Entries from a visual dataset
=====

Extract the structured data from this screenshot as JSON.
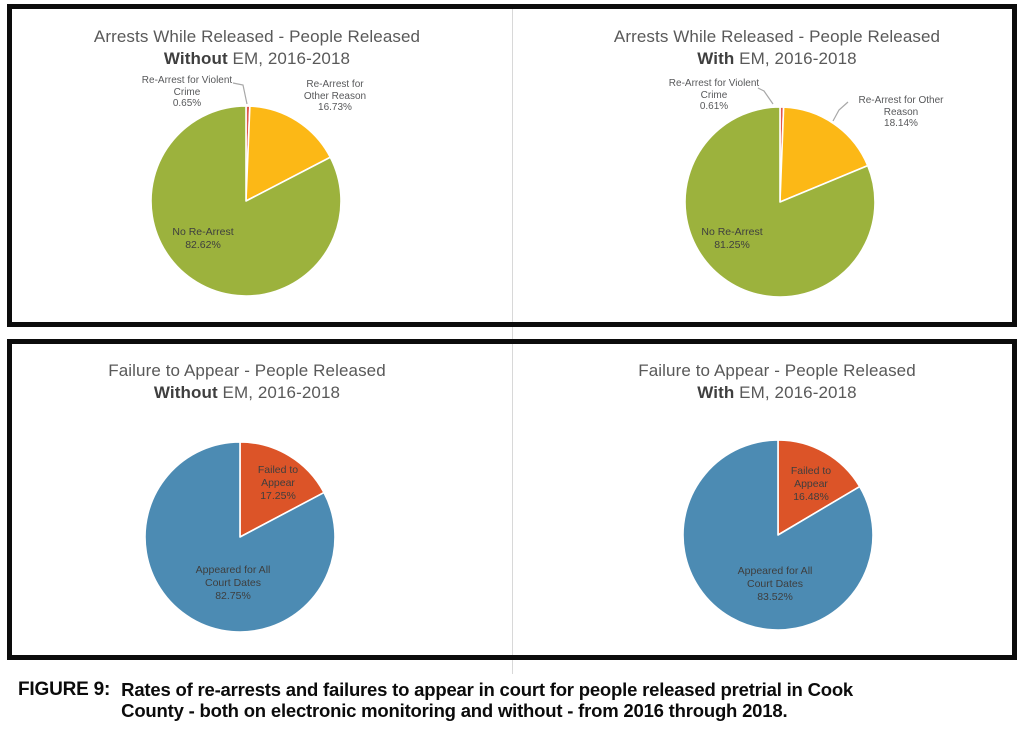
{
  "figure": {
    "label": "FIGURE 9:",
    "caption_lines": [
      "Rates of re-arrests and failures to appear in court for people released pretrial in Cook",
      "County - both on electronic monitoring and without - from 2016 through 2018."
    ]
  },
  "colors": {
    "no_rearrest_green": "#9cb23d",
    "rearrest_other_yellow": "#fcb816",
    "rearrest_violent_red": "#e1564a",
    "appeared_blue": "#4c8bb3",
    "failed_orange": "#dc5428",
    "panel_border": "#0c0c0c",
    "title_gray": "#595959",
    "leader_gray": "#a8a8a8"
  },
  "chart_data": [
    {
      "type": "pie",
      "title": {
        "line1": "Arrests While Released - People Released",
        "bold": "Without",
        "rest": " EM, 2016-2018"
      },
      "slices": [
        {
          "id": "violent",
          "label": "Re-Arrest for Violent Crime",
          "value": 0.65,
          "display": "0.65%",
          "color": "#e1564a"
        },
        {
          "id": "other",
          "label": "Re-Arrest for Other Reason",
          "value": 16.73,
          "display": "16.73%",
          "color": "#fcb816"
        },
        {
          "id": "none",
          "label": "No Re-Arrest",
          "value": 82.62,
          "display": "82.62%",
          "color": "#9cb23d"
        }
      ],
      "labels": {
        "violent": {
          "l1": "Re-Arrest for Violent",
          "l2": "Crime",
          "l3": "0.65%"
        },
        "other": {
          "l1": "Re-Arrest for",
          "l2": "Other Reason",
          "l3": "16.73%"
        },
        "none": {
          "l1": "No Re-Arrest",
          "l2": "82.62%"
        }
      },
      "start_angle_deg": 0,
      "direction": "clockwise",
      "legend": "none"
    },
    {
      "type": "pie",
      "title": {
        "line1": "Arrests While Released - People Released",
        "bold": "With",
        "rest": " EM, 2016-2018"
      },
      "slices": [
        {
          "id": "violent",
          "label": "Re-Arrest for Violent Crime",
          "value": 0.61,
          "display": "0.61%",
          "color": "#e1564a"
        },
        {
          "id": "other",
          "label": "Re-Arrest for Other Reason",
          "value": 18.14,
          "display": "18.14%",
          "color": "#fcb816"
        },
        {
          "id": "none",
          "label": "No Re-Arrest",
          "value": 81.25,
          "display": "81.25%",
          "color": "#9cb23d"
        }
      ],
      "labels": {
        "violent": {
          "l1": "Re-Arrest for Violent",
          "l2": "Crime",
          "l3": "0.61%"
        },
        "other": {
          "l1": "Re-Arrest for Other",
          "l2": "Reason",
          "l3": "18.14%"
        },
        "none": {
          "l1": "No Re-Arrest",
          "l2": "81.25%"
        }
      },
      "start_angle_deg": 0,
      "direction": "clockwise",
      "legend": "none"
    },
    {
      "type": "pie",
      "title": {
        "line1": "Failure to Appear - People Released",
        "bold": "Without",
        "rest": " EM, 2016-2018"
      },
      "slices": [
        {
          "id": "failed",
          "label": "Failed to Appear",
          "value": 17.25,
          "display": "17.25%",
          "color": "#dc5428"
        },
        {
          "id": "appeared",
          "label": "Appeared for All Court Dates",
          "value": 82.75,
          "display": "82.75%",
          "color": "#4c8bb3"
        }
      ],
      "labels": {
        "failed": {
          "l1": "Failed to",
          "l2": "Appear",
          "l3": "17.25%"
        },
        "appeared": {
          "l1": "Appeared for All",
          "l2": "Court Dates",
          "l3": "82.75%"
        }
      },
      "start_angle_deg": 0,
      "direction": "clockwise",
      "legend": "none"
    },
    {
      "type": "pie",
      "title": {
        "line1": "Failure to Appear - People Released",
        "bold": "With",
        "rest": " EM, 2016-2018"
      },
      "slices": [
        {
          "id": "failed",
          "label": "Failed to Appear",
          "value": 16.48,
          "display": "16.48%",
          "color": "#dc5428"
        },
        {
          "id": "appeared",
          "label": "Appeared for All Court Dates",
          "value": 83.52,
          "display": "83.52%",
          "color": "#4c8bb3"
        }
      ],
      "labels": {
        "failed": {
          "l1": "Failed to",
          "l2": "Appear",
          "l3": "16.48%"
        },
        "appeared": {
          "l1": "Appeared for All",
          "l2": "Court Dates",
          "l3": "83.52%"
        }
      },
      "start_angle_deg": 0,
      "direction": "clockwise",
      "legend": "none"
    }
  ]
}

=====

In the copy, include no pictures; restate the listing above exactly.

_Answer to the task:_
Extract the structured data from this screenshot as JSON.
{
  "figure": {
    "label": "FIGURE 9:",
    "caption_lines": [
      "Rates of re-arrests and failures to appear in court for people released pretrial in Cook",
      "County - both on electronic monitoring and without - from 2016 through 2018."
    ]
  },
  "colors": {
    "no_rearrest_green": "#9cb23d",
    "rearrest_other_yellow": "#fcb816",
    "rearrest_violent_red": "#e1564a",
    "appeared_blue": "#4c8bb3",
    "failed_orange": "#dc5428",
    "panel_border": "#0c0c0c",
    "title_gray": "#595959",
    "leader_gray": "#a8a8a8"
  },
  "chart_data": [
    {
      "type": "pie",
      "title": {
        "line1": "Arrests While Released - People Released",
        "bold": "Without",
        "rest": " EM, 2016-2018"
      },
      "slices": [
        {
          "id": "violent",
          "label": "Re-Arrest for Violent Crime",
          "value": 0.65,
          "display": "0.65%",
          "color": "#e1564a"
        },
        {
          "id": "other",
          "label": "Re-Arrest for Other Reason",
          "value": 16.73,
          "display": "16.73%",
          "color": "#fcb816"
        },
        {
          "id": "none",
          "label": "No Re-Arrest",
          "value": 82.62,
          "display": "82.62%",
          "color": "#9cb23d"
        }
      ],
      "labels": {
        "violent": {
          "l1": "Re-Arrest for Violent",
          "l2": "Crime",
          "l3": "0.65%"
        },
        "other": {
          "l1": "Re-Arrest for",
          "l2": "Other Reason",
          "l3": "16.73%"
        },
        "none": {
          "l1": "No Re-Arrest",
          "l2": "82.62%"
        }
      },
      "start_angle_deg": 0,
      "direction": "clockwise",
      "legend": "none"
    },
    {
      "type": "pie",
      "title": {
        "line1": "Arrests While Released - People Released",
        "bold": "With",
        "rest": " EM, 2016-2018"
      },
      "slices": [
        {
          "id": "violent",
          "label": "Re-Arrest for Violent Crime",
          "value": 0.61,
          "display": "0.61%",
          "color": "#e1564a"
        },
        {
          "id": "other",
          "label": "Re-Arrest for Other Reason",
          "value": 18.14,
          "display": "18.14%",
          "color": "#fcb816"
        },
        {
          "id": "none",
          "label": "No Re-Arrest",
          "value": 81.25,
          "display": "81.25%",
          "color": "#9cb23d"
        }
      ],
      "labels": {
        "violent": {
          "l1": "Re-Arrest for Violent",
          "l2": "Crime",
          "l3": "0.61%"
        },
        "other": {
          "l1": "Re-Arrest for Other",
          "l2": "Reason",
          "l3": "18.14%"
        },
        "none": {
          "l1": "No Re-Arrest",
          "l2": "81.25%"
        }
      },
      "start_angle_deg": 0,
      "direction": "clockwise",
      "legend": "none"
    },
    {
      "type": "pie",
      "title": {
        "line1": "Failure to Appear - People Released",
        "bold": "Without",
        "rest": " EM, 2016-2018"
      },
      "slices": [
        {
          "id": "failed",
          "label": "Failed to Appear",
          "value": 17.25,
          "display": "17.25%",
          "color": "#dc5428"
        },
        {
          "id": "appeared",
          "label": "Appeared for All Court Dates",
          "value": 82.75,
          "display": "82.75%",
          "color": "#4c8bb3"
        }
      ],
      "labels": {
        "failed": {
          "l1": "Failed to",
          "l2": "Appear",
          "l3": "17.25%"
        },
        "appeared": {
          "l1": "Appeared for All",
          "l2": "Court Dates",
          "l3": "82.75%"
        }
      },
      "start_angle_deg": 0,
      "direction": "clockwise",
      "legend": "none"
    },
    {
      "type": "pie",
      "title": {
        "line1": "Failure to Appear - People Released",
        "bold": "With",
        "rest": " EM, 2016-2018"
      },
      "slices": [
        {
          "id": "failed",
          "label": "Failed to Appear",
          "value": 16.48,
          "display": "16.48%",
          "color": "#dc5428"
        },
        {
          "id": "appeared",
          "label": "Appeared for All Court Dates",
          "value": 83.52,
          "display": "83.52%",
          "color": "#4c8bb3"
        }
      ],
      "labels": {
        "failed": {
          "l1": "Failed to",
          "l2": "Appear",
          "l3": "16.48%"
        },
        "appeared": {
          "l1": "Appeared for All",
          "l2": "Court Dates",
          "l3": "83.52%"
        }
      },
      "start_angle_deg": 0,
      "direction": "clockwise",
      "legend": "none"
    }
  ]
}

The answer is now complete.